_Exercise objective_
Keep only the lines where "region" appears.

[Dataset listings of figures]
★ ★ ★ ★ ★

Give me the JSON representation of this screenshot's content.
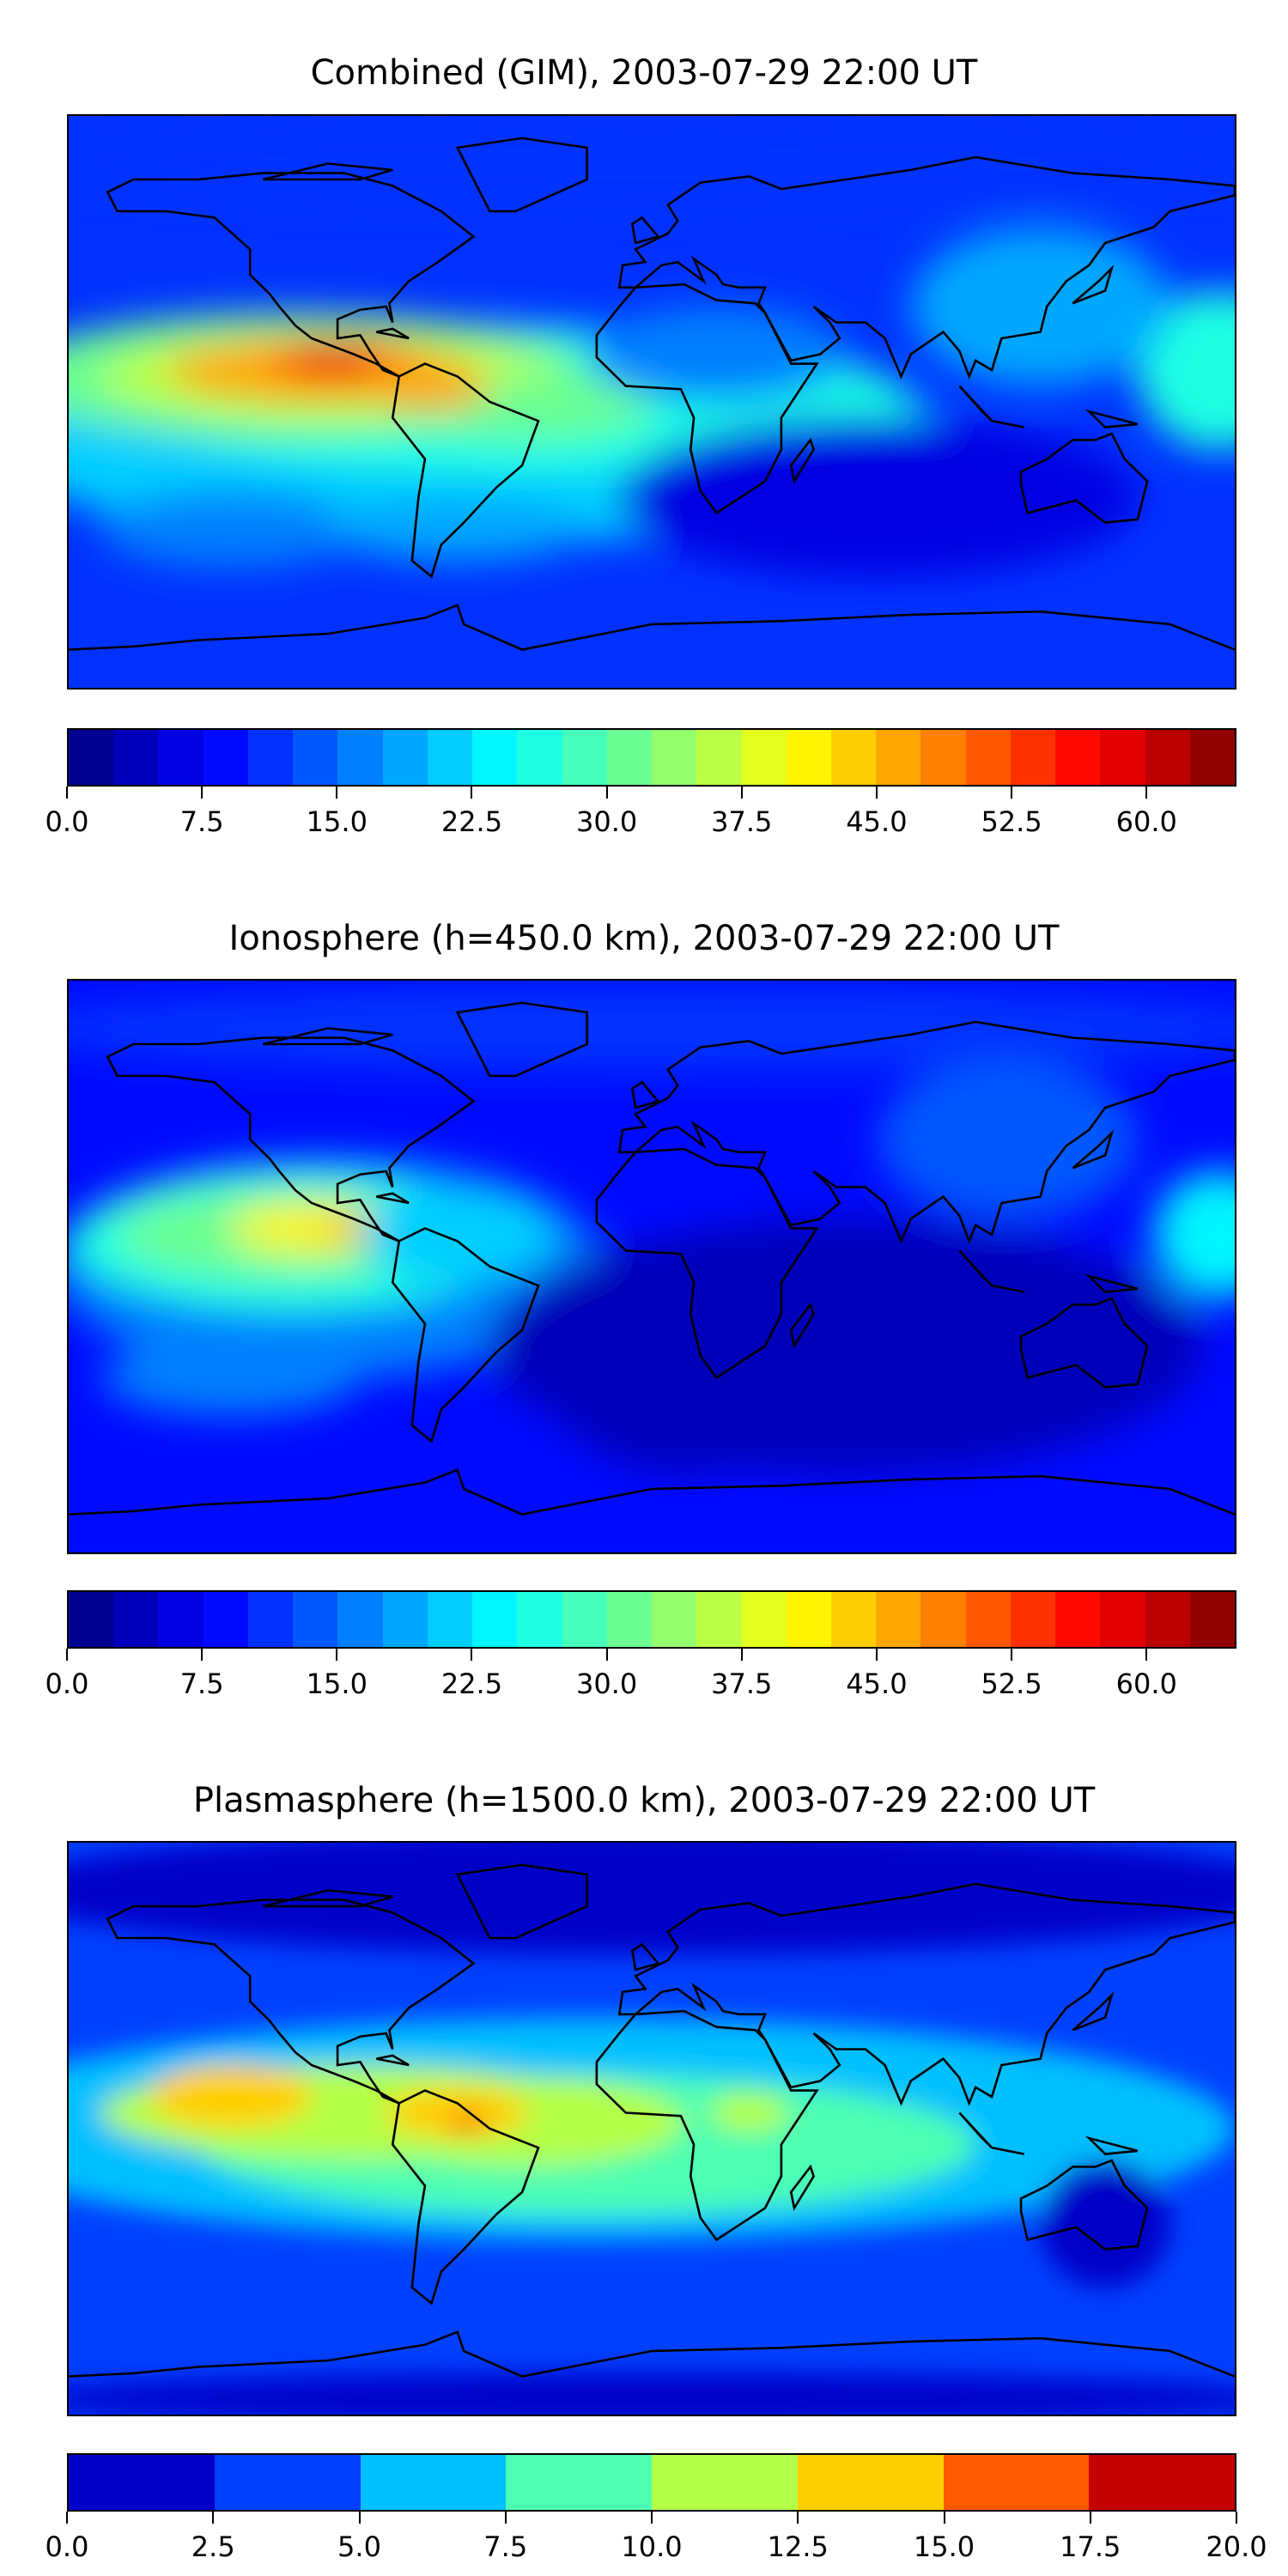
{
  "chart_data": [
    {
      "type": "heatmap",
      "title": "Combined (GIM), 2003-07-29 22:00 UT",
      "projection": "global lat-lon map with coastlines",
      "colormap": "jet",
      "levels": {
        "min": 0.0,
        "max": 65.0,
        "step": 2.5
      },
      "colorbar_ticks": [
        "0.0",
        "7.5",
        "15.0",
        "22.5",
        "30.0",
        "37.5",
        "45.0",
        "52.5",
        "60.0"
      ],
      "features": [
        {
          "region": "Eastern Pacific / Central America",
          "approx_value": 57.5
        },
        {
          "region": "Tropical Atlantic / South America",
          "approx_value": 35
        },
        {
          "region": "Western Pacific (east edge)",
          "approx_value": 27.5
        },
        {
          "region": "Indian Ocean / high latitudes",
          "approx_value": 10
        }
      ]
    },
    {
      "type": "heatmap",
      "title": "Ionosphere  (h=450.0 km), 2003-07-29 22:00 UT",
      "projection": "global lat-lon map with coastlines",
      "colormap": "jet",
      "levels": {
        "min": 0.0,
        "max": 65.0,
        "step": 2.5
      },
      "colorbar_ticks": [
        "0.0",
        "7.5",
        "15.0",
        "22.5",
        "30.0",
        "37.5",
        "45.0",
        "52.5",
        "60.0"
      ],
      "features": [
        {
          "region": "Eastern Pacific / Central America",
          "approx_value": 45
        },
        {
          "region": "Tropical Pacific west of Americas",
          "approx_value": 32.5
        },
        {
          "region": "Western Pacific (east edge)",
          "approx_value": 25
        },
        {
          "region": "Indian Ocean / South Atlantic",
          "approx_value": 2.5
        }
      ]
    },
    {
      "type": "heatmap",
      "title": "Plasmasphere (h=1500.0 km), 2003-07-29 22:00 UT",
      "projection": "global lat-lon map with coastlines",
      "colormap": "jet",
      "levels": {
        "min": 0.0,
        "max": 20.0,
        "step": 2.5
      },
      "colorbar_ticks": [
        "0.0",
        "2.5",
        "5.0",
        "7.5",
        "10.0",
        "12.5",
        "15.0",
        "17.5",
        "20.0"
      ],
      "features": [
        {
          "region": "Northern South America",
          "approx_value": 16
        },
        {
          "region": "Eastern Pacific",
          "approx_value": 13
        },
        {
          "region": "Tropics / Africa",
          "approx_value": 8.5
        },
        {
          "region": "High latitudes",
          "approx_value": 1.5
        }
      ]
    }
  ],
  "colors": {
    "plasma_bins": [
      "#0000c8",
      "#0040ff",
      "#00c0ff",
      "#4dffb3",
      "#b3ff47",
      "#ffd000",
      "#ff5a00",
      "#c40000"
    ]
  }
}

★ ★ ★ ★ ★

_Correct result_
          "region": "Eastern Pacific / Central America",
          "region": "Tropical Atlantic / South America",
          "region": "Western Pacific (east edge)",
          "region": "Indian Ocean / high latitudes",
          "region": "Eastern Pacific / Central America",
          "region": "Tropical Pacific west of Americas",
          "region": "Western Pacific (east edge)",
          "region": "Indian Ocean / South Atlantic",
          "region": "Northern South America",
          "region": "Eastern Pacific",
          "region": "Tropics / Africa",
          "region": "High latitudes",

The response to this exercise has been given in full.